Passage:
——————
Yeah Critical Mass is great but you need selection that's why I'm running 2 packs of Critical Skunk.  

Medicine Man kicks Shark Shocks ass too.

Shit is really good, NL5xAfghan was decent ASH is nice but didn't find nothing too special same with Nordle and Ortega I know I did others but CM, Shit and Med Man are the only lines I got a mother of did love that Mango Haze but my favorite took too damn long like 14 weeks so I didn't keep her still got half a pack probably run them with the SSH. 

And of course that Early Queen x Afghan Skunk she is smelling so good some crazy fruity smells coming off like all them girls can't wait till harvest probably still 4 weeks to go though. Makes you want to hand rub some leaves. 

Even got an outdoor MNS pollen chuck going down they gonna fuck like wild beasts in the cold ass mountain may get some of my sensi girls but might as well do some breeding I bury enough used Pro-Mix in the mountains got to do something with it.


----------



## GOLDBERG71 (Jun 3, 2015)

st0wandgrow said:


> What's your favorite so far?
> 
> How was the Medicine Man? I've got a pack of those


It just dawned on me. I've got a MED MAN @ 6 weeks flower. I'll takes some pics and post them at some point.


----------



## GOLDBERG71 (Jun 3, 2015)

bluntmassa1 said:


> Yeah Critical Mass is great but you need selection that's why I'm running 2 packs of Critical Skunk.
> 
> Medicine Man kicks Shark Shocks ass too.
> 
> ...


I've always steered clear of "early" strains. It just seems to me like the pheno I like best of ANY strain is never the early ones. I think when it comes to growing good things come to those who wait! Not to say I won't keep a good one. I will it would be the one I pass on to the patients. I'm a quality guy over everything else. However everyone loves the phenos I keep for myself. But they don't want to pay any extra for something that takes me 30-45% longer to flower. So they get what they pay for. And every cycle I put a favorite of mine that I keep for myself.


----------



## GOLDBERG71 (Jun 3, 2015)

st0wandgrow said:


> What's your favorite so far?
> 
> How was the Medicine Man? I've got a pack of those


I have high hopes for my Neville haze that all foxtails with large flowers. It's @ 15 weeks now and I don't think it's going to be done at 16 either. If I were to guess I'd say more like 18 weeks. I just took another 15 minutes off the day light time. So I'm down to 9.5 hours now. I started with 11/13 and at week 6 I took off 15 minutes. Then roughly every 2 week after I took off another 15. Talk about smell. I had 4 harvested the 3rd last night but if I bumped a branch when I watered it the whole room instantly smelled so sweet.


----------



## bluntmassa1 (Jun 3, 2015)
——————
Material provided:

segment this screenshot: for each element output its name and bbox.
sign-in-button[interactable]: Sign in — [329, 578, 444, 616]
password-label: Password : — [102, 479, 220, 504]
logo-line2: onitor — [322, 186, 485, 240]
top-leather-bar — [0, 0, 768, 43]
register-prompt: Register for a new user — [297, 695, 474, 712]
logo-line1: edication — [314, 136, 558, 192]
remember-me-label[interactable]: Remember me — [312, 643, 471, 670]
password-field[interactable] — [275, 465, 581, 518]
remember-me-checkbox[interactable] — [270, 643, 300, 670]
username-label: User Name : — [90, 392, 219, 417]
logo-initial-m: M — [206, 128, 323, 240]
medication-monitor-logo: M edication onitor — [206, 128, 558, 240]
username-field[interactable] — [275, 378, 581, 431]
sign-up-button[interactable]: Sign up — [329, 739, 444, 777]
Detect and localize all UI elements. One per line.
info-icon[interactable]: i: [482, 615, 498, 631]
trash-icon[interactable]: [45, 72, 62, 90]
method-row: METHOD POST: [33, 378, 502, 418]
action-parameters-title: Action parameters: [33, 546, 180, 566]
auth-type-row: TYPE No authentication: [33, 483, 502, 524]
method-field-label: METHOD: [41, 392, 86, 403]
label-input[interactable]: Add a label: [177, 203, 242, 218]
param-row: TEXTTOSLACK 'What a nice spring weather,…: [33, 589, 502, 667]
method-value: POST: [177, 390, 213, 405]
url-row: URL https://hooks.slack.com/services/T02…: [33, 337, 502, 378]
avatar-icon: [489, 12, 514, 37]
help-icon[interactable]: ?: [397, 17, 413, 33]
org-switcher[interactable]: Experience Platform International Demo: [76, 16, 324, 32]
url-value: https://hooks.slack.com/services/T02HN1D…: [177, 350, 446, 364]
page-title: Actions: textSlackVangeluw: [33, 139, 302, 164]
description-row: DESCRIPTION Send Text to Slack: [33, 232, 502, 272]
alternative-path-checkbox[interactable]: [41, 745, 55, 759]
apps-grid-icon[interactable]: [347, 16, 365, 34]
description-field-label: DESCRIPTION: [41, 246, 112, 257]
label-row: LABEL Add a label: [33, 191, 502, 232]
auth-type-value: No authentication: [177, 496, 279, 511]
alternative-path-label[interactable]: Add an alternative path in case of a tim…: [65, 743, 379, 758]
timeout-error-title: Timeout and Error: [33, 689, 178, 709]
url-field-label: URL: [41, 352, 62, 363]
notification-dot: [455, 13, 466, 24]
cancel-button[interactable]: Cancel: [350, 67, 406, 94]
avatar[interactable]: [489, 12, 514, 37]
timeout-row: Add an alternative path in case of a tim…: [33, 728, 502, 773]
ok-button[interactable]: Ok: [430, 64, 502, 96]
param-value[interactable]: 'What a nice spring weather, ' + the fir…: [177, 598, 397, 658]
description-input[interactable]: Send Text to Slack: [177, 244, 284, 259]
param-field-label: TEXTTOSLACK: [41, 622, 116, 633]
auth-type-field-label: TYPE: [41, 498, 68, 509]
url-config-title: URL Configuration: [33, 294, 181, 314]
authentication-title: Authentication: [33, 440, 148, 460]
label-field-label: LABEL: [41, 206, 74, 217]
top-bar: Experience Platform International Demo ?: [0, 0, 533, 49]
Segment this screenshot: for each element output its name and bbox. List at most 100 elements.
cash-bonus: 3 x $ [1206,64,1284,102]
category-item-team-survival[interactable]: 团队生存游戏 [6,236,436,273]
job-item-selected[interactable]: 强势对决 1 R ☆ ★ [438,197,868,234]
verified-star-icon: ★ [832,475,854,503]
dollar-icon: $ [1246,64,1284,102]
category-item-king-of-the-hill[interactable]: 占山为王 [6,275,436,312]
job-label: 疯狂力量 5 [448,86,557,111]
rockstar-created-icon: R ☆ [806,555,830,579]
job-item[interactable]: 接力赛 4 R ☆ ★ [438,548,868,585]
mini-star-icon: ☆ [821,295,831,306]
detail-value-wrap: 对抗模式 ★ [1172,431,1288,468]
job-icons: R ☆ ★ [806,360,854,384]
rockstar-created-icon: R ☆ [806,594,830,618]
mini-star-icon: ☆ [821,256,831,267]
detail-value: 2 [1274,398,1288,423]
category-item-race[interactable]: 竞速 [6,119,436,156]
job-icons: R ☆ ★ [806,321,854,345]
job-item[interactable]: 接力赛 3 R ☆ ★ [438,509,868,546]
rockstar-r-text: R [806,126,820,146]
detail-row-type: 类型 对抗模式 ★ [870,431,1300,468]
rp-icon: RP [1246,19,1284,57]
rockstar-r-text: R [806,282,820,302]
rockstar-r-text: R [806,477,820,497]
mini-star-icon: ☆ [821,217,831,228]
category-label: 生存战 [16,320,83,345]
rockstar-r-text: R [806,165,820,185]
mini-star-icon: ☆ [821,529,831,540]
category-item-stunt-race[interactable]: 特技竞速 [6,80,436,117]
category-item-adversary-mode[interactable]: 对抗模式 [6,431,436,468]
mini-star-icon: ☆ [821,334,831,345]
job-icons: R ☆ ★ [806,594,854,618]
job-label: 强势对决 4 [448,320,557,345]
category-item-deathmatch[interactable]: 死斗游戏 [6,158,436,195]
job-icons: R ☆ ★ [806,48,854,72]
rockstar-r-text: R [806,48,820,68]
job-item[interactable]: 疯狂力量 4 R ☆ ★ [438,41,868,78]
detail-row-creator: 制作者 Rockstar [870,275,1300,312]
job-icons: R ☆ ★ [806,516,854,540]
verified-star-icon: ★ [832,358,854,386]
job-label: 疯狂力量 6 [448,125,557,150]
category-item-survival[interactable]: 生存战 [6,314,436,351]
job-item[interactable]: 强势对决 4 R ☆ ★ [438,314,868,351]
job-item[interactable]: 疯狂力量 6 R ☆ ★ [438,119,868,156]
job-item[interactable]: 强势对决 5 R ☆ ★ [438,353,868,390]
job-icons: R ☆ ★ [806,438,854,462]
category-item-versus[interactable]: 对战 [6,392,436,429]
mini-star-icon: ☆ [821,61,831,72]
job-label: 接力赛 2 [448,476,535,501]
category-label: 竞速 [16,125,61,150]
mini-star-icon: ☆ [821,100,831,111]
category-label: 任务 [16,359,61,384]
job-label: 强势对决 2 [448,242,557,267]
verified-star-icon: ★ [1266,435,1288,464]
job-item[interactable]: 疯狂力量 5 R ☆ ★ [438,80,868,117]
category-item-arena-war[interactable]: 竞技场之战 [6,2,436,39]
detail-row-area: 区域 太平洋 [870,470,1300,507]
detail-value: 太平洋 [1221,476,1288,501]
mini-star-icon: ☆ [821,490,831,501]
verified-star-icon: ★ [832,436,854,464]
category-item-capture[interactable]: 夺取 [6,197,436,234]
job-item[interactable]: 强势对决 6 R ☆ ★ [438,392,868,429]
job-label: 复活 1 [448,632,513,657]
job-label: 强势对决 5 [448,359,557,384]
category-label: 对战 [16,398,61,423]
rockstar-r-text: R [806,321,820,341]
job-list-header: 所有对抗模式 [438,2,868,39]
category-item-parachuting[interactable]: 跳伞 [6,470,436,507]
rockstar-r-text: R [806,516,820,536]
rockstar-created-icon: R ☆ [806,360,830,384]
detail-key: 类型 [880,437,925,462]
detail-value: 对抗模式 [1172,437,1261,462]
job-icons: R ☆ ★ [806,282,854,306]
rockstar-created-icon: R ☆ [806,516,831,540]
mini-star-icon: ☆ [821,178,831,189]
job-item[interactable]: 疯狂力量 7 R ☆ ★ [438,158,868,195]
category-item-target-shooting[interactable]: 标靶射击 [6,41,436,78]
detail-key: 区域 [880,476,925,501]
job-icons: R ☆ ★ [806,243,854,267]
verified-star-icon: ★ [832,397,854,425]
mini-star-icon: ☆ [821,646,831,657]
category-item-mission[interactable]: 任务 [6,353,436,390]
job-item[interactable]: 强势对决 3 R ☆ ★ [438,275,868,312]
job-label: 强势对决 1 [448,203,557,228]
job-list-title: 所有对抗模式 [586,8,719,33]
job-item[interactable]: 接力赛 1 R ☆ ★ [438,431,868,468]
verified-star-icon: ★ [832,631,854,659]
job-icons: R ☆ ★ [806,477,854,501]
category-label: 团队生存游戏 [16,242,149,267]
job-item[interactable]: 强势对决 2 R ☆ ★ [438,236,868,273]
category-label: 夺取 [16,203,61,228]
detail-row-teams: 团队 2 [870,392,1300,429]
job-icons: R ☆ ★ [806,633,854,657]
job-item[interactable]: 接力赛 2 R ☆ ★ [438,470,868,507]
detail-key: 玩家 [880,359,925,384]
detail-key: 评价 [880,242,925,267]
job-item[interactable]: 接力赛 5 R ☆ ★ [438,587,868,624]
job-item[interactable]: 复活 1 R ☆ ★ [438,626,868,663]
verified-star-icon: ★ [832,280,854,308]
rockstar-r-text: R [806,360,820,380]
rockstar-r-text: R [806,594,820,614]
——————
What is being asked: Reproduce the part of the forum thread from "Shit is really" to "rub some leaves.", word for word. The rows have no connection to the forum thread.

Response box:
Shit is really good, NL5xAfghan was decent ASH is nice but didn't find nothing too special same with Nordle and Ortega I know I did others but CM, Shit and Med Man are the only lines I got a mother of did love that Mango Haze but my favorite took too damn long like 14 weeks so I didn't keep her still got half a pack probably run them with the SSH. 

And of course that Early Queen x Afghan Skunk she is smelling so good some crazy fruity smells coming off like all them girls can't wait till harvest probably still 4 weeks to go though. Makes you want to hand rub some leaves.